◆ **Work to complete**:
Pull out every line of the entries below that contains the string "loop" and copy each one in full. Case counts.

◆ **Raw data**:

"""

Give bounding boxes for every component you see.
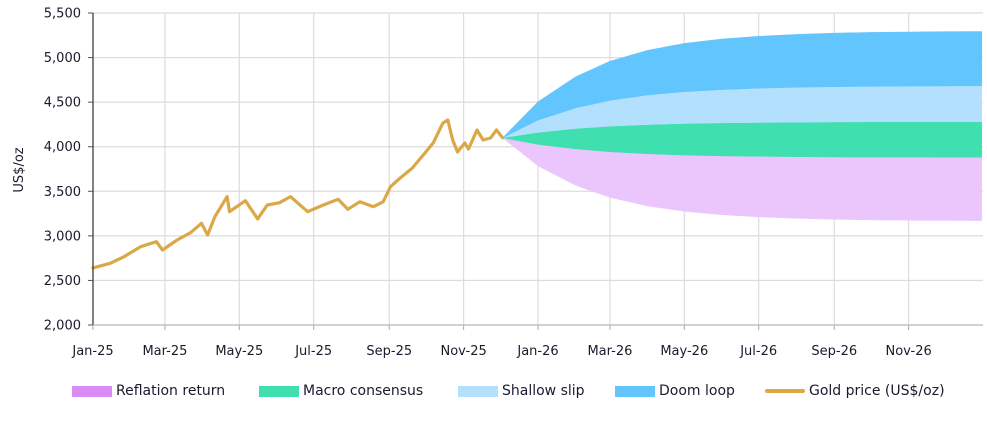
legend-item-gold-price: Gold price (US$/oz): [765, 380, 945, 402]
y-axis-label: US$/oz: [12, 147, 27, 192]
legend-item-shallow-slip: Shallow slip: [458, 380, 585, 402]
x-tick-label: Sep-26: [811, 344, 857, 359]
x-tick-label: Nov-25: [440, 344, 486, 359]
x-tick-label: Jan-25: [71, 344, 113, 359]
legend-label: Doom loop: [659, 383, 735, 399]
legend-swatch-reflation: [72, 385, 112, 397]
x-tick-label: Jul-26: [739, 344, 777, 359]
y-tick-label: 4,000: [44, 140, 81, 155]
x-tick-label: Jul-25: [294, 344, 332, 359]
y-tick-label: 3,000: [44, 229, 81, 244]
y-tick-label: 4,500: [44, 96, 81, 111]
x-tick-label: Mar-26: [587, 344, 632, 359]
y-tick-label: 2,000: [44, 319, 81, 334]
legend-item-doom-loop: Doom loop: [615, 380, 735, 402]
x-tick-label: May-25: [215, 344, 263, 359]
legend-item-reflation-return: Reflation return: [72, 380, 225, 402]
gold-price-line-group: [91, 118, 505, 270]
y-tick-label: 2,500: [44, 274, 81, 289]
legend-swatch-macro: [259, 385, 299, 397]
x-tick-label: Sep-25: [366, 344, 412, 359]
axes: 2,000 2,500 3,000 3,500 4,000 4,500 5,000 5,500…: [44, 7, 983, 359]
legend-swatch-shallow: [458, 385, 498, 397]
legend-swatch-gold: [765, 389, 805, 393]
x-tick-label: Nov-26: [885, 344, 931, 359]
legend-label: Reflation return: [116, 383, 226, 399]
y-tick-label: 5,500: [44, 7, 81, 22]
legend-label: Macro consensus: [303, 383, 424, 399]
x-tick-label: Jan-26: [516, 344, 558, 359]
legend-swatch-doom: [615, 385, 655, 397]
legend: Reflation return Macro consensus Shallow…: [0, 380, 987, 402]
legend-label: Gold price (US$/oz): [809, 383, 945, 399]
x-tick-label: Mar-25: [142, 344, 187, 359]
y-tick-label: 5,000: [44, 51, 81, 66]
y-tick-label: 3,500: [44, 185, 81, 200]
legend-item-macro-consensus: Macro consensus: [259, 380, 423, 402]
legend-label: Shallow slip: [502, 383, 585, 399]
scenario-bands: [502, 31, 983, 221]
band-doom-loop: [502, 31, 983, 139]
x-tick-label: May-26: [660, 344, 708, 359]
gold-price-line: [91, 118, 505, 270]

"""

◆ **Complete answer**:
legend-label: Doom loop: [659, 383, 735, 399]
legend-item-doom-loop: Doom loop: [615, 380, 735, 402]
band-doom-loop: [502, 31, 983, 139]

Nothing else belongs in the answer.